DIRECTIONS FOR THIS TASK
Repeat each record below exactly as given.

Collected data
·····

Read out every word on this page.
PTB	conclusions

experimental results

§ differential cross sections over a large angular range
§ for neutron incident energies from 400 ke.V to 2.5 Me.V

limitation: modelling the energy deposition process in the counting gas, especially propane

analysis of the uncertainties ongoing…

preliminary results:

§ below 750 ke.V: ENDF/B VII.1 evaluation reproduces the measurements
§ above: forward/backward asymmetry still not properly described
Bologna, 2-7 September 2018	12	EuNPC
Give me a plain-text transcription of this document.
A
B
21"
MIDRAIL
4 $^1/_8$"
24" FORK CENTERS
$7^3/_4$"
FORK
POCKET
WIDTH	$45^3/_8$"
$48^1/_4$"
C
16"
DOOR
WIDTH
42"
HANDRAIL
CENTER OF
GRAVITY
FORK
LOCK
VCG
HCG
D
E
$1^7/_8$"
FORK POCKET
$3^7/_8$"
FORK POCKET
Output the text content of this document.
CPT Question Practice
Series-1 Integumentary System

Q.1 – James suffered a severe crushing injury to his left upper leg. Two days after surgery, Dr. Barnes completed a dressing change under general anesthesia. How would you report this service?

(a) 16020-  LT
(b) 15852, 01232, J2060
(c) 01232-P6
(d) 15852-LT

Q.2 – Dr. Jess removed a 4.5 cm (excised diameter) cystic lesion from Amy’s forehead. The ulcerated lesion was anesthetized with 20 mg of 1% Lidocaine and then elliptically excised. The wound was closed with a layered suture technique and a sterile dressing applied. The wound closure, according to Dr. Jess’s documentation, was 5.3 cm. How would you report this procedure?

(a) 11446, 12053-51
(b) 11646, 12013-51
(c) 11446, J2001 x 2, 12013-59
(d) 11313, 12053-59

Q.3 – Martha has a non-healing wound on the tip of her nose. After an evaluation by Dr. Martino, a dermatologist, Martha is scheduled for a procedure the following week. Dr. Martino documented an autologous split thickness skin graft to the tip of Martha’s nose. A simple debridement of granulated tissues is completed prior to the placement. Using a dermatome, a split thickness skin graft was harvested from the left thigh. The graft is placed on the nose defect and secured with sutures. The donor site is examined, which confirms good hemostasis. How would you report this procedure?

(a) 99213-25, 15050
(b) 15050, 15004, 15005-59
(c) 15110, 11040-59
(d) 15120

·····

FULL OUTPUT
Read out every word on this page.
PTB	conclusions

experimental results

§ differential cross sections over a large angular range
§ for neutron incident energies from 400 ke.V to 2.5 Me.V

limitation: modelling the energy deposition process in the counting gas, especially propane

analysis of the uncertainties ongoing…

preliminary results:

§ below 750 ke.V: ENDF/B VII.1 evaluation reproduces the measurements
§ above: forward/backward asymmetry still not properly described
Bologna, 2-7 September 2018	12	EuNPC
Give me a plain-text transcription of this document.
A
B
21"
MIDRAIL
4 $^1/_8$"
24" FORK CENTERS
$7^3/_4$"
FORK
POCKET
WIDTH	$45^3/_8$"
$48^1/_4$"
C
16"
DOOR
WIDTH
42"
HANDRAIL
CENTER OF
GRAVITY
FORK
LOCK
VCG
HCG
D
E
$1^7/_8$"
FORK POCKET
$3^7/_8$"
FORK POCKET
Output the text content of this document.
CPT Question Practice
Series-1 Integumentary System

Q.1 – James suffered a severe crushing injury to his left upper leg. Two days after surgery, Dr. Barnes completed a dressing change under general anesthesia. How would you report this service?

(a) 16020-  LT
(b) 15852, 01232, J2060
(c) 01232-P6
(d) 15852-LT

Q.2 – Dr. Jess removed a 4.5 cm (excised diameter) cystic lesion from Amy’s forehead. The ulcerated lesion was anesthetized with 20 mg of 1% Lidocaine and then elliptically excised. The wound was closed with a layered suture technique and a sterile dressing applied. The wound closure, according to Dr. Jess’s documentation, was 5.3 cm. How would you report this procedure?

(a) 11446, 12053-51
(b) 11646, 12013-51
(c) 11446, J2001 x 2, 12013-59
(d) 11313, 12053-59

Q.3 – Martha has a non-healing wound on the tip of her nose. After an evaluation by Dr. Martino, a dermatologist, Martha is scheduled for a procedure the following week. Dr. Martino documented an autologous split thickness skin graft to the tip of Martha’s nose. A simple debridement of granulated tissues is completed prior to the placement. Using a dermatome, a split thickness skin graft was harvested from the left thigh. The graft is placed on the nose defect and secured with sutures. The donor site is examined, which confirms good hemostasis. How would you report this procedure?

(a) 99213-25, 15050
(b) 15050, 15004, 15005-59
(c) 15110, 11040-59
(d) 15120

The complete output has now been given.